▶ [BRIEF]
Quote the entries that follow exactly, leaving none out.

▶ [DATA SHOWN]

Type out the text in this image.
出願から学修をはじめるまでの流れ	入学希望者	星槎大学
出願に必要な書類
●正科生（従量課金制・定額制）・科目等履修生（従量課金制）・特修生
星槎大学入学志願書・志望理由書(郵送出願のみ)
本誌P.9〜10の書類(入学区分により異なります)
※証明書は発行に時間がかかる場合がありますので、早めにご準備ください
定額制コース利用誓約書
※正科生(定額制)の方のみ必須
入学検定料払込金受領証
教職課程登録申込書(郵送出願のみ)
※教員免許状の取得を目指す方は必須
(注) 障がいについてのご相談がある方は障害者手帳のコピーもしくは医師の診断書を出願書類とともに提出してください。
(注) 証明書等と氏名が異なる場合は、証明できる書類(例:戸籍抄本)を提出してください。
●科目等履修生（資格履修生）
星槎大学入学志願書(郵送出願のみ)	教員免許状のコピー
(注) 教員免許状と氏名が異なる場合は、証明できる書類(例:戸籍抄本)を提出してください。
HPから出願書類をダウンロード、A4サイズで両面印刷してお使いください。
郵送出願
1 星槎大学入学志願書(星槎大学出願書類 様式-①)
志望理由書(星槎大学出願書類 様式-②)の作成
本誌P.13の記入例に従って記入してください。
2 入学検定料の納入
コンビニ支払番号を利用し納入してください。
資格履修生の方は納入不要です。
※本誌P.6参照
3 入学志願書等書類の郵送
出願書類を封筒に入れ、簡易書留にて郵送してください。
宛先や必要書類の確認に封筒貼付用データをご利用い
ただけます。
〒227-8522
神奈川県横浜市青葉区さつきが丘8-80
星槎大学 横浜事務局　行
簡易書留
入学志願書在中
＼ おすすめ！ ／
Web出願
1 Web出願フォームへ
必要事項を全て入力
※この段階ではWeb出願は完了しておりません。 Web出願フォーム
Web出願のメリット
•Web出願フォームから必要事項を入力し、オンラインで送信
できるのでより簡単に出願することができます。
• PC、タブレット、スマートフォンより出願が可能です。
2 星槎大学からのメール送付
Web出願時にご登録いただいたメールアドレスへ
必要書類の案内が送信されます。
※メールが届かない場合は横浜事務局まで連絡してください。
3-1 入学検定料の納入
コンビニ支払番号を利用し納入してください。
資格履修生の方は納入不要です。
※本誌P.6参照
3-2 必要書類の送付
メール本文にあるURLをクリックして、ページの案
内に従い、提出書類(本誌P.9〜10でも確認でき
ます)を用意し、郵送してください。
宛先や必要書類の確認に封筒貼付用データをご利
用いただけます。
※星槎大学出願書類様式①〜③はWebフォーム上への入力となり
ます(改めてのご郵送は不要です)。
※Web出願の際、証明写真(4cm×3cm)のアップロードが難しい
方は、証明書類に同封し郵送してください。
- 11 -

▶ [THE OUTPUT]
Type out the text in this image.
出願から学修をはじめるまでの流れ	入学希望者	星槎大学
出願に必要な書類
●正科生（従量課金制・定額制）・科目等履修生（従量課金制）・特修生
星槎大学入学志願書・志望理由書(郵送出願のみ)
本誌P.9〜10の書類(入学区分により異なります)
※証明書は発行に時間がかかる場合がありますので、早めにご準備ください
定額制コース利用誓約書
※正科生(定額制)の方のみ必須
入学検定料払込金受領証
教職課程登録申込書(郵送出願のみ)
※教員免許状の取得を目指す方は必須
(注) 障がいについてのご相談がある方は障害者手帳のコピーもしくは医師の診断書を出願書類とともに提出してください。
(注) 証明書等と氏名が異なる場合は、証明できる書類(例:戸籍抄本)を提出してください。
●科目等履修生（資格履修生）
星槎大学入学志願書(郵送出願のみ)	教員免許状のコピー
(注) 教員免許状と氏名が異なる場合は、証明できる書類(例:戸籍抄本)を提出してください。
HPから出願書類をダウンロード、A4サイズで両面印刷してお使いください。
郵送出願
1 星槎大学入学志願書(星槎大学出願書類 様式-①)
志望理由書(星槎大学出願書類 様式-②)の作成
本誌P.13の記入例に従って記入してください。
2 入学検定料の納入
コンビニ支払番号を利用し納入してください。
資格履修生の方は納入不要です。
※本誌P.6参照
3 入学志願書等書類の郵送
出願書類を封筒に入れ、簡易書留にて郵送してください。
宛先や必要書類の確認に封筒貼付用データをご利用い
ただけます。
〒227-8522
神奈川県横浜市青葉区さつきが丘8-80
星槎大学 横浜事務局　行
簡易書留
入学志願書在中
＼ おすすめ！ ／
Web出願
1 Web出願フォームへ
必要事項を全て入力
※この段階ではWeb出願は完了しておりません。 Web出願フォーム
Web出願のメリット
•Web出願フォームから必要事項を入力し、オンラインで送信
できるのでより簡単に出願することができます。
• PC、タブレット、スマートフォンより出願が可能です。
2 星槎大学からのメール送付
Web出願時にご登録いただいたメールアドレスへ
必要書類の案内が送信されます。
※メールが届かない場合は横浜事務局まで連絡してください。
3-1 入学検定料の納入
コンビニ支払番号を利用し納入してください。
資格履修生の方は納入不要です。
※本誌P.6参照
3-2 必要書類の送付
メール本文にあるURLをクリックして、ページの案
内に従い、提出書類(本誌P.9〜10でも確認でき
ます)を用意し、郵送してください。
宛先や必要書類の確認に封筒貼付用データをご利
用いただけます。
※星槎大学出願書類様式①〜③はWebフォーム上への入力となり
ます(改めてのご郵送は不要です)。
※Web出願の際、証明写真(4cm×3cm)のアップロードが難しい
方は、証明書類に同封し郵送してください。
- 11 -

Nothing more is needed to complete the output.